Problem statement — Give the number of lines that hold the string "love". Nothing else is needed.

Stored records —
◆ ◆ ◆ ◆

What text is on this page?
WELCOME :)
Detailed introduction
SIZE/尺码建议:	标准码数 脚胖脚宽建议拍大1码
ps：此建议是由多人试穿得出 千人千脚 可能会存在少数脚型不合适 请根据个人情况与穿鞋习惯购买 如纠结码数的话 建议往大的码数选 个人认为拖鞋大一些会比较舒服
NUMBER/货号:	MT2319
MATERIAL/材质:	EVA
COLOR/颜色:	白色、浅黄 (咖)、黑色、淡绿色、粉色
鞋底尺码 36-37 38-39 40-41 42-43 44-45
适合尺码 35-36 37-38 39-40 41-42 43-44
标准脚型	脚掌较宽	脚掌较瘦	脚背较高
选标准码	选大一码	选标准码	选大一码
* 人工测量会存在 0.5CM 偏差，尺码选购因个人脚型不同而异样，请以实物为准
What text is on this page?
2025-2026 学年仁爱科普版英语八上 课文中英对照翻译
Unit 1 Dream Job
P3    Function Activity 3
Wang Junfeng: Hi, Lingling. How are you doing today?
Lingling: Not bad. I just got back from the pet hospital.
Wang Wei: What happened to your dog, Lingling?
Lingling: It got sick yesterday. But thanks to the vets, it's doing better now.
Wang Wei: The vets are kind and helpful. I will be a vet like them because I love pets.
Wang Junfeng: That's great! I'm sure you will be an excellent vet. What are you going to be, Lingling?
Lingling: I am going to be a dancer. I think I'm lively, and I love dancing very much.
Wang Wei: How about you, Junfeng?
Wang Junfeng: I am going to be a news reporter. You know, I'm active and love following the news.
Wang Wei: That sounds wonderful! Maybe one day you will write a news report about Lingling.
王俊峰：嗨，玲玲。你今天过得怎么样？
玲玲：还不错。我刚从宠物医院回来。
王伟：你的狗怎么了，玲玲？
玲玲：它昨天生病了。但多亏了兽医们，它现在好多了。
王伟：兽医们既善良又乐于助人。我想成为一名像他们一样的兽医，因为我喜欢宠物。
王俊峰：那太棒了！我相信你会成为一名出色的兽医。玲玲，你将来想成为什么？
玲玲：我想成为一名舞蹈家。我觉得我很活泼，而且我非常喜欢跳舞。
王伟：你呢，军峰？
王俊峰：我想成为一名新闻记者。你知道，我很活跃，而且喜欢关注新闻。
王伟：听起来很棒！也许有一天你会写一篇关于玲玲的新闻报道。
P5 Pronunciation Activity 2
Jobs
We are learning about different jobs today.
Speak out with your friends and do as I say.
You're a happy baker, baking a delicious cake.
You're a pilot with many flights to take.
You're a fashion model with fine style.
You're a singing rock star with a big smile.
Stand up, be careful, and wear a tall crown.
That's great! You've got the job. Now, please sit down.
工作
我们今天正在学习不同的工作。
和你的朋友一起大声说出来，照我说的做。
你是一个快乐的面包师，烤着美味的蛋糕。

◆ ◆ ◆ ◆

Exercise output — 3